▶ Task to complete: In the data below, count every line that holds the string "based" and reply with the number alone.

· · · ·

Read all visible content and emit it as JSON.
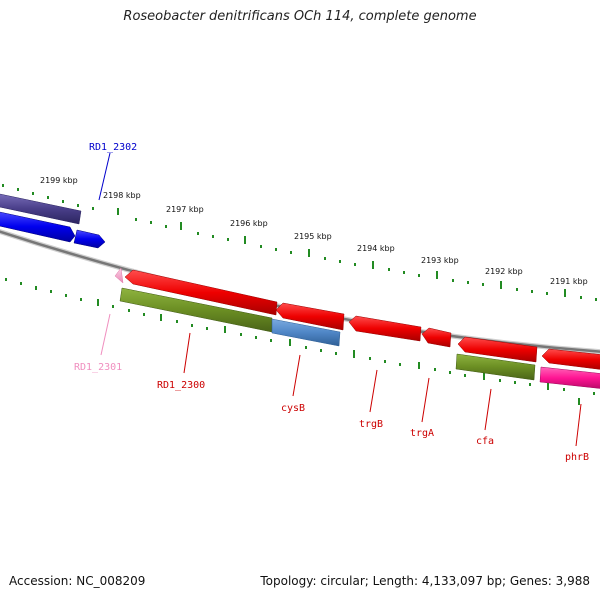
{
  "title": "Roseobacter denitrificans OCh 114, complete genome",
  "footer": {
    "accession": "Accession: NC_008209",
    "summary": "Topology: circular; Length: 4,133,097 bp; Genes: 3,988"
  },
  "ruler": {
    "unit": "kbp",
    "ticks": [
      "2199 kbp",
      "2198 kbp",
      "2197 kbp",
      "2196 kbp",
      "2195 kbp",
      "2194 kbp",
      "2193 kbp",
      "2192 kbp",
      "2191 kbp"
    ]
  },
  "genes": [
    {
      "name": "RD1_2302",
      "color": "#0000cc"
    },
    {
      "name": "RD1_2301",
      "color": "#f08fbf"
    },
    {
      "name": "RD1_2300",
      "color": "#cc0000"
    },
    {
      "name": "cysB",
      "color": "#cc0000"
    },
    {
      "name": "trgB",
      "color": "#cc0000"
    },
    {
      "name": "trgA",
      "color": "#cc0000"
    },
    {
      "name": "cfa",
      "color": "#cc0000"
    },
    {
      "name": "phrB",
      "color": "#cc0000"
    }
  ],
  "colors": {
    "forward_gene": "#ff0000",
    "blue_gene": "#0000ff",
    "purple_gene": "#4a3f8a",
    "olive_feature": "#6b8e23",
    "steel_feature": "#4f86c6",
    "magenta_gene": "#ff1493",
    "pink_gene": "#f4a6c8",
    "backbone": "#888888",
    "tick_green": "#228b22"
  }
}
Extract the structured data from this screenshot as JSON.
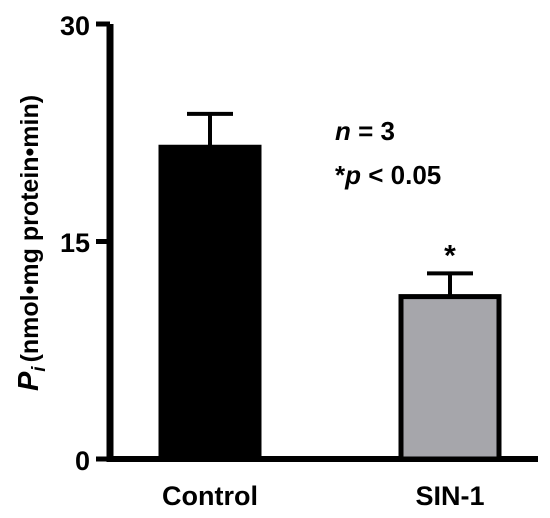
{
  "chart_data": {
    "type": "bar",
    "categories": [
      "Control",
      "SIN-1"
    ],
    "values": [
      21.5,
      11.2
    ],
    "errors": [
      2.3,
      1.6
    ],
    "bar_colors": [
      "#000000",
      "#a6a6ab"
    ],
    "significance": [
      "",
      "*"
    ],
    "ylabel": {
      "main": "P",
      "subscript": "i",
      "unit": "(nmol•mg protein•min)"
    },
    "ylim": [
      0,
      30
    ],
    "yticks": [
      "0",
      "15",
      "30"
    ],
    "annotations": {
      "n_label": "n",
      "n_value": " = 3",
      "p_star": "*",
      "p_label": "p",
      "p_value": " < 0.05"
    },
    "grid": false,
    "legend": "none"
  }
}
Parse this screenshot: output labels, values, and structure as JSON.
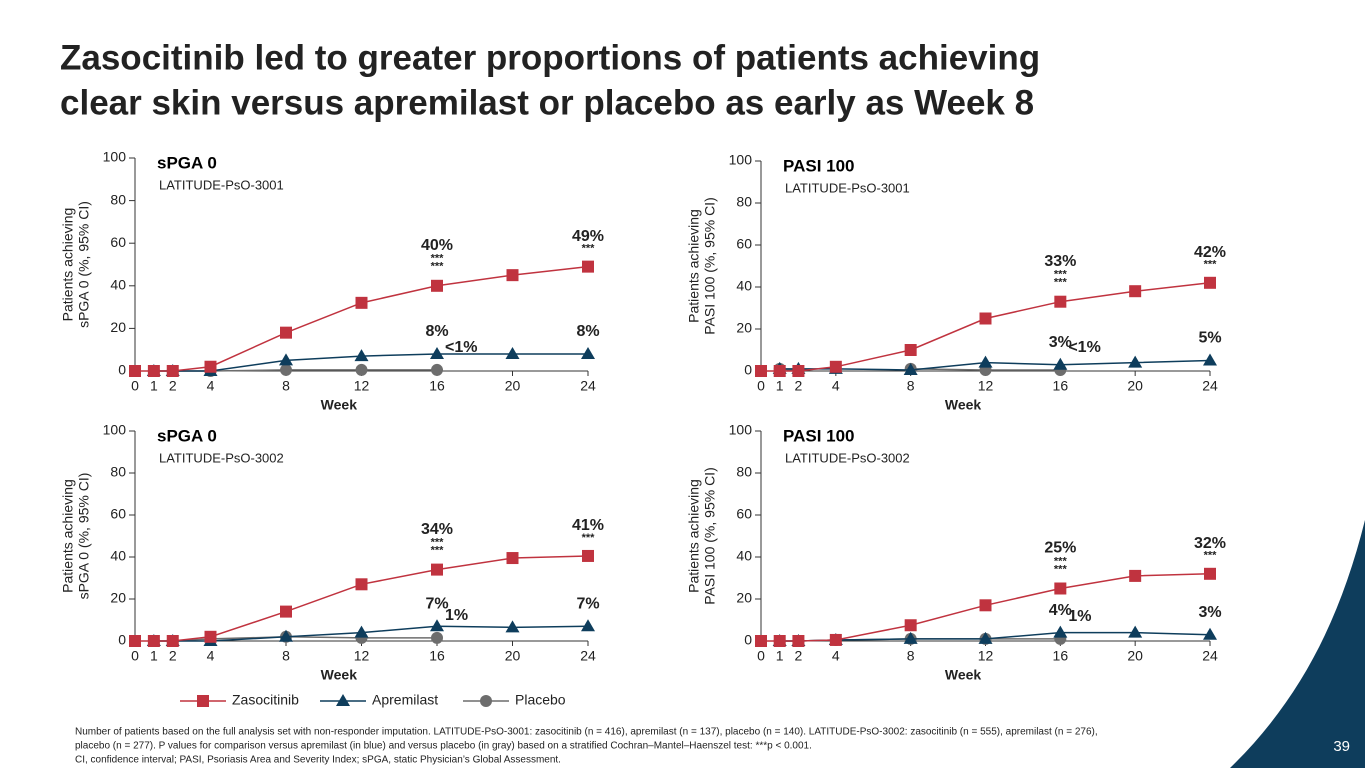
{
  "title": [
    "Zasocitinib led to greater proportions of patients achieving",
    "clear skin versus apremilast or placebo as early as Week 8"
  ],
  "footnote": [
    "Number of patients based on the full analysis set with non-responder imputation. LATITUDE-PsO-3001: zasocitinib (n = 416), apremilast (n = 137), placebo (n = 140). LATITUDE-PsO-3002: zasocitinib (n = 555), apremilast (n = 276),",
    "placebo (n = 277). P values for comparison versus apremilast (in blue) and versus placebo (in gray) based on a stratified Cochran–Mantel–Haenszel test: ***p < 0.001.",
    "CI, confidence interval; PASI, Psoriasis Area and Severity Index; sPGA, static Physician’s Global Assessment."
  ],
  "page_number": "39",
  "chart_data": [
    {
      "type": "line",
      "title": "sPGA 0",
      "subtitle": "LATITUDE-PsO-3001",
      "ylabel": [
        "Patients achieving",
        "sPGA 0 (%, 95% CI)"
      ],
      "xlabel": "Week",
      "x": [
        0,
        1,
        2,
        4,
        8,
        12,
        16,
        20,
        24
      ],
      "xlim": [
        0,
        24
      ],
      "xticks": [
        0,
        1,
        2,
        4,
        8,
        12,
        16,
        20,
        24
      ],
      "ylim": [
        0,
        100
      ],
      "yticks": [
        0,
        20,
        40,
        60,
        80,
        100
      ],
      "series": [
        {
          "name": "Zasocitinib",
          "color": "#c0333f",
          "marker": "square",
          "values": [
            0,
            0,
            0,
            2,
            18,
            32,
            40,
            45,
            49
          ],
          "value_labels": [
            null,
            null,
            null,
            null,
            null,
            null,
            "40%",
            null,
            "49%"
          ],
          "sig_vs_apremilast": [
            null,
            null,
            null,
            null,
            null,
            null,
            "***",
            null,
            "***"
          ],
          "sig_vs_placebo": [
            null,
            null,
            null,
            null,
            null,
            null,
            "***",
            null,
            null
          ]
        },
        {
          "name": "Apremilast",
          "color": "#0e3d5c",
          "marker": "triangle",
          "values": [
            null,
            0,
            0,
            0,
            5,
            7,
            8,
            8,
            8
          ],
          "value_labels": [
            null,
            null,
            null,
            null,
            null,
            null,
            "8%",
            null,
            "8%"
          ]
        },
        {
          "name": "Placebo",
          "color": "#6d6d6d",
          "marker": "circle",
          "values": [
            null,
            0,
            0,
            0,
            0.5,
            0.5,
            0.5,
            null,
            null
          ],
          "value_labels": [
            null,
            null,
            null,
            null,
            null,
            null,
            "<1%",
            null,
            null
          ]
        }
      ]
    },
    {
      "type": "line",
      "title": "PASI 100",
      "subtitle": "LATITUDE-PsO-3001",
      "ylabel": [
        "Patients achieving",
        "PASI 100 (%, 95% CI)"
      ],
      "xlabel": "Week",
      "x": [
        0,
        1,
        2,
        4,
        8,
        12,
        16,
        20,
        24
      ],
      "xlim": [
        0,
        24
      ],
      "xticks": [
        0,
        1,
        2,
        4,
        8,
        12,
        16,
        20,
        24
      ],
      "ylim": [
        0,
        100
      ],
      "yticks": [
        0,
        20,
        40,
        60,
        80,
        100
      ],
      "series": [
        {
          "name": "Zasocitinib",
          "color": "#c0333f",
          "marker": "square",
          "values": [
            0,
            0,
            0,
            2,
            10,
            25,
            33,
            38,
            42
          ],
          "value_labels": [
            null,
            null,
            null,
            null,
            null,
            null,
            "33%",
            null,
            "42%"
          ],
          "sig_vs_apremilast": [
            null,
            null,
            null,
            null,
            null,
            null,
            "***",
            null,
            "***"
          ],
          "sig_vs_placebo": [
            null,
            null,
            null,
            null,
            null,
            null,
            "***",
            null,
            null
          ]
        },
        {
          "name": "Apremilast",
          "color": "#0e3d5c",
          "marker": "triangle",
          "values": [
            null,
            1,
            1,
            1,
            0.5,
            4,
            3,
            4,
            5
          ],
          "value_labels": [
            null,
            null,
            null,
            null,
            null,
            null,
            "3%",
            null,
            "5%"
          ]
        },
        {
          "name": "Placebo",
          "color": "#6d6d6d",
          "marker": "circle",
          "values": [
            null,
            1,
            0,
            null,
            1,
            0.5,
            0.5,
            null,
            null
          ],
          "value_labels": [
            null,
            null,
            null,
            null,
            null,
            null,
            "<1%",
            null,
            null
          ]
        }
      ]
    },
    {
      "type": "line",
      "title": "sPGA 0",
      "subtitle": "LATITUDE-PsO-3002",
      "ylabel": [
        "Patients achieving",
        "sPGA 0 (%, 95% CI)"
      ],
      "xlabel": "Week",
      "x": [
        0,
        1,
        2,
        4,
        8,
        12,
        16,
        20,
        24
      ],
      "xlim": [
        0,
        24
      ],
      "xticks": [
        0,
        1,
        2,
        4,
        8,
        12,
        16,
        20,
        24
      ],
      "ylim": [
        0,
        100
      ],
      "yticks": [
        0,
        20,
        40,
        60,
        80,
        100
      ],
      "series": [
        {
          "name": "Zasocitinib",
          "color": "#c0333f",
          "marker": "square",
          "values": [
            0,
            0,
            0,
            2,
            14,
            27,
            34,
            39.5,
            40.5
          ],
          "value_labels": [
            null,
            null,
            null,
            null,
            null,
            null,
            "34%",
            null,
            "41%"
          ],
          "sig_vs_apremilast": [
            null,
            null,
            null,
            null,
            null,
            null,
            "***",
            null,
            "***"
          ],
          "sig_vs_placebo": [
            null,
            null,
            null,
            null,
            null,
            null,
            "***",
            null,
            null
          ]
        },
        {
          "name": "Apremilast",
          "color": "#0e3d5c",
          "marker": "triangle",
          "values": [
            null,
            0,
            0,
            0,
            2,
            4,
            7,
            6.5,
            7
          ],
          "value_labels": [
            null,
            null,
            null,
            null,
            null,
            null,
            "7%",
            null,
            "7%"
          ]
        },
        {
          "name": "Placebo",
          "color": "#6d6d6d",
          "marker": "circle",
          "values": [
            null,
            0,
            0,
            1,
            2,
            1.5,
            1.5,
            null,
            null
          ],
          "value_labels": [
            null,
            null,
            null,
            null,
            null,
            null,
            "1%",
            null,
            null
          ]
        }
      ]
    },
    {
      "type": "line",
      "title": "PASI 100",
      "subtitle": "LATITUDE-PsO-3002",
      "ylabel": [
        "Patients achieving",
        "PASI 100 (%, 95% CI)"
      ],
      "xlabel": "Week",
      "x": [
        0,
        1,
        2,
        4,
        8,
        12,
        16,
        20,
        24
      ],
      "xlim": [
        0,
        24
      ],
      "xticks": [
        0,
        1,
        2,
        4,
        8,
        12,
        16,
        20,
        24
      ],
      "ylim": [
        0,
        100
      ],
      "yticks": [
        0,
        20,
        40,
        60,
        80,
        100
      ],
      "series": [
        {
          "name": "Zasocitinib",
          "color": "#c0333f",
          "marker": "square",
          "values": [
            0,
            0,
            0,
            0.5,
            7.5,
            17,
            25,
            31,
            32
          ],
          "value_labels": [
            null,
            null,
            null,
            null,
            null,
            null,
            "25%",
            null,
            "32%"
          ],
          "sig_vs_apremilast": [
            null,
            null,
            null,
            null,
            null,
            null,
            "***",
            null,
            "***"
          ],
          "sig_vs_placebo": [
            null,
            null,
            null,
            null,
            null,
            null,
            "***",
            null,
            null
          ]
        },
        {
          "name": "Apremilast",
          "color": "#0e3d5c",
          "marker": "triangle",
          "values": [
            null,
            0,
            0,
            0.5,
            1,
            1,
            4,
            4,
            3
          ],
          "value_labels": [
            null,
            null,
            null,
            null,
            null,
            null,
            "4%",
            null,
            "3%"
          ]
        },
        {
          "name": "Placebo",
          "color": "#6d6d6d",
          "marker": "circle",
          "values": [
            null,
            0,
            0,
            0.5,
            1,
            1,
            1,
            null,
            null
          ],
          "value_labels": [
            null,
            null,
            null,
            null,
            null,
            null,
            "1%",
            null,
            null
          ]
        }
      ]
    }
  ]
}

· · · ·

▶ Result of the task: 2